[Dataset rows]
____________

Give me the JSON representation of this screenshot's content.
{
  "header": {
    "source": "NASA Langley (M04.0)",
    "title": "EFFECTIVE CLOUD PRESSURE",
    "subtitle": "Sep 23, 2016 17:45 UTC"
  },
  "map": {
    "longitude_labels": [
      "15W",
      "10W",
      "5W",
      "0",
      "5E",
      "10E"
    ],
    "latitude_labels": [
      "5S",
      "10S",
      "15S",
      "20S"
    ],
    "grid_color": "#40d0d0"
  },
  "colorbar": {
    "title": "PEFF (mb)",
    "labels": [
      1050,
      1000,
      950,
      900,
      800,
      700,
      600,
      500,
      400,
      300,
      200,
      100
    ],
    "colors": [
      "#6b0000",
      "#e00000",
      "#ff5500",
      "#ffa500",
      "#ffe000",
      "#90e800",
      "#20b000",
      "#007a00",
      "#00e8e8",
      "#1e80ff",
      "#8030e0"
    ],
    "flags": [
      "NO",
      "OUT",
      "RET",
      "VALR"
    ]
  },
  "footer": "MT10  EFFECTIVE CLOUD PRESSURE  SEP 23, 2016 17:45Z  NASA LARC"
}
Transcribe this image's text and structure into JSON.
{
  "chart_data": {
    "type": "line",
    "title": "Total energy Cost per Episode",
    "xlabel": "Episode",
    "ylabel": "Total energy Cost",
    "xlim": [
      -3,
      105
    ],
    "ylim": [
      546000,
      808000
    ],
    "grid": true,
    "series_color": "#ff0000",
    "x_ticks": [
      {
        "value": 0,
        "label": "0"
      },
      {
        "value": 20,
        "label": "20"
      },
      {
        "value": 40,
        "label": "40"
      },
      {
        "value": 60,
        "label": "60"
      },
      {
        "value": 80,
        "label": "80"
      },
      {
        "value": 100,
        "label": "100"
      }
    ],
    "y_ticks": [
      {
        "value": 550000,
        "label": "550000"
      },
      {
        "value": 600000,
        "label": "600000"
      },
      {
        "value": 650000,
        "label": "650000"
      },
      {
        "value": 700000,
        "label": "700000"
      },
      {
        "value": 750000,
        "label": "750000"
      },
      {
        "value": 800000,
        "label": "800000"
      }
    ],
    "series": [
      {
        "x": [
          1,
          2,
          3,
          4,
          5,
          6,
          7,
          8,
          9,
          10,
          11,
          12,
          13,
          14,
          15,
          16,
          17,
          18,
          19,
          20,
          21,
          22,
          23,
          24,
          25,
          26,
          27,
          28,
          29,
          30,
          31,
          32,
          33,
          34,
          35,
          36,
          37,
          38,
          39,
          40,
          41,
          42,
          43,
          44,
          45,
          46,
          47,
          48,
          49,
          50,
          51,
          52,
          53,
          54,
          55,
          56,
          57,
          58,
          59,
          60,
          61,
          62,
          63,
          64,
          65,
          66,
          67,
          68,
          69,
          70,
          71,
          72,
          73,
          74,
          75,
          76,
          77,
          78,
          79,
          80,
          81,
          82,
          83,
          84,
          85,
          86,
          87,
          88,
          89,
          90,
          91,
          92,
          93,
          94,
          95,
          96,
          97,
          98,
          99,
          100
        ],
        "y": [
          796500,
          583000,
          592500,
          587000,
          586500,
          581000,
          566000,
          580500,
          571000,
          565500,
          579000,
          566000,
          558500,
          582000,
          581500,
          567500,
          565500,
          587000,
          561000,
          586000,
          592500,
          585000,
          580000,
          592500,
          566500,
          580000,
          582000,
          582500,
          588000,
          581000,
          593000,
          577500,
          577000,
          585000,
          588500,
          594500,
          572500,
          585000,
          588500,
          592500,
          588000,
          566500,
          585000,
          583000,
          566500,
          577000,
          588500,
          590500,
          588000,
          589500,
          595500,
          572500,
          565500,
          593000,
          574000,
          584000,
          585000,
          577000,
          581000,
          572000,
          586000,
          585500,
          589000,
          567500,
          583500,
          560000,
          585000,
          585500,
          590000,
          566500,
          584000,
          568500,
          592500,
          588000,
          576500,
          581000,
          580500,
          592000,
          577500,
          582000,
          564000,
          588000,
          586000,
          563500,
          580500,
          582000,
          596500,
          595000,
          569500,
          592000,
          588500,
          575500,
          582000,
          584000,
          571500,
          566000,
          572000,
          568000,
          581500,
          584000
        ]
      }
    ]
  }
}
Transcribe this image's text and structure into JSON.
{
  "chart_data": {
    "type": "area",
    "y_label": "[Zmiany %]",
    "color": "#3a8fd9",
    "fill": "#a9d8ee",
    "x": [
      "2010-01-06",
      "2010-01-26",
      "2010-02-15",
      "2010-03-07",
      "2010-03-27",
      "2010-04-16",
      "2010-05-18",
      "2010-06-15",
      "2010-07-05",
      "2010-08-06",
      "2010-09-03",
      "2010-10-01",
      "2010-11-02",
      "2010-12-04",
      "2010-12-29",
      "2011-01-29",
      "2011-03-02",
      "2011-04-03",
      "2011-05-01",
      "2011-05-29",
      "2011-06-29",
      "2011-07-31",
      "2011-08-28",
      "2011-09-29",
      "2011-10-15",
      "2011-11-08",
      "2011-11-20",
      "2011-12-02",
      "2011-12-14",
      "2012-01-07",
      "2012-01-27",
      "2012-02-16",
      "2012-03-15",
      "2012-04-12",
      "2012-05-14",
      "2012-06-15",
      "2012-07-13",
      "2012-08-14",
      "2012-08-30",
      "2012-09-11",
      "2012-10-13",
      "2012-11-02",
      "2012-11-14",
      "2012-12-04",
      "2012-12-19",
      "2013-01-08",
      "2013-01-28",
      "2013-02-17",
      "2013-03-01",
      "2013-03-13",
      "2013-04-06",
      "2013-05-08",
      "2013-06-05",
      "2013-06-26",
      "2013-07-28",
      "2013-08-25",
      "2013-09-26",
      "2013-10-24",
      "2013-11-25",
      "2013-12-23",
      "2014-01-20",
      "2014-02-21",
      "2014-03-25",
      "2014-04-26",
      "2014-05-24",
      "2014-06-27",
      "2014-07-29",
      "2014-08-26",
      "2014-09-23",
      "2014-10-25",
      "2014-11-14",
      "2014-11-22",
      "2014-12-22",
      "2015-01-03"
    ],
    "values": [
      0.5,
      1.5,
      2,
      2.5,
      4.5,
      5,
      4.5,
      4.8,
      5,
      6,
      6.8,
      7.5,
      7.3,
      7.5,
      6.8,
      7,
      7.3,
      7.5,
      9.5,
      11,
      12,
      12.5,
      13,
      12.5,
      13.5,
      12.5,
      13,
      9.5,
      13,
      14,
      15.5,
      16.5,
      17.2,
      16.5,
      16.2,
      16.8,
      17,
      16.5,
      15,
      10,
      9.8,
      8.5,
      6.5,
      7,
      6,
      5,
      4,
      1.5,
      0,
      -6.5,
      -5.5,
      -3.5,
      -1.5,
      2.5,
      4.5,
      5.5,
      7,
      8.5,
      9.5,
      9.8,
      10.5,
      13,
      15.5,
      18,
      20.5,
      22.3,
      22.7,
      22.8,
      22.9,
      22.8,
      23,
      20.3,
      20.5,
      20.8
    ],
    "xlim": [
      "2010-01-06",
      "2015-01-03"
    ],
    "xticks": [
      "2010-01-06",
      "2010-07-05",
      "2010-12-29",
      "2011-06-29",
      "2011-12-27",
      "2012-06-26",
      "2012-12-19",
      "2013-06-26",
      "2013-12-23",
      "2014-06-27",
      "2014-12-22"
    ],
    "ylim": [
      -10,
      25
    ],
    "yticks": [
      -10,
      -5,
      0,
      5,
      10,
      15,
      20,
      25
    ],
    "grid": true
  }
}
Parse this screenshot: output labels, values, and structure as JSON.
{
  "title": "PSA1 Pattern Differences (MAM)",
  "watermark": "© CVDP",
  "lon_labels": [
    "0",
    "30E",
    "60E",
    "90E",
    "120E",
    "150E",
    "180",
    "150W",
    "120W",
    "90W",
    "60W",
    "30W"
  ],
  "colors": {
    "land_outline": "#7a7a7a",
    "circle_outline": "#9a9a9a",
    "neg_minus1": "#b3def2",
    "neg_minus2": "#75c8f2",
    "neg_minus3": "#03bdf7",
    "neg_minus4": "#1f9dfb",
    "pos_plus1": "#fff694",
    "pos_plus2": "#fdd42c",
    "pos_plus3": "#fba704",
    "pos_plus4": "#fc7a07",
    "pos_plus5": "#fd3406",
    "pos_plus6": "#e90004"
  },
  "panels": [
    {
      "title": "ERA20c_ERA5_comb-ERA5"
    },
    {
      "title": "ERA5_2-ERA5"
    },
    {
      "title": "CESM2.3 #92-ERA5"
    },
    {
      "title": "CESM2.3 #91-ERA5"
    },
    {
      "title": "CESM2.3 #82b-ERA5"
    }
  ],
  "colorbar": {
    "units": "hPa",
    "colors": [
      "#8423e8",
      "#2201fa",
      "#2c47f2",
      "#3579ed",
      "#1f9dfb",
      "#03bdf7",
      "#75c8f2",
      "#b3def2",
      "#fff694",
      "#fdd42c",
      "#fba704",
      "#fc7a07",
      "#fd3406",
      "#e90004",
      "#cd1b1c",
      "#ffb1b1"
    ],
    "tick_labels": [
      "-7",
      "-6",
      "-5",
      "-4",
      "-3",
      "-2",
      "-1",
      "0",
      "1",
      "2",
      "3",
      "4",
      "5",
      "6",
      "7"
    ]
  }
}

____________

_DO THIS_: Pull out and copy each line containing the string "screenshot".

_TASK RESULT_:
Give me the JSON representation of this screenshot's content.
Parse this screenshot: output labels, values, and structure as JSON.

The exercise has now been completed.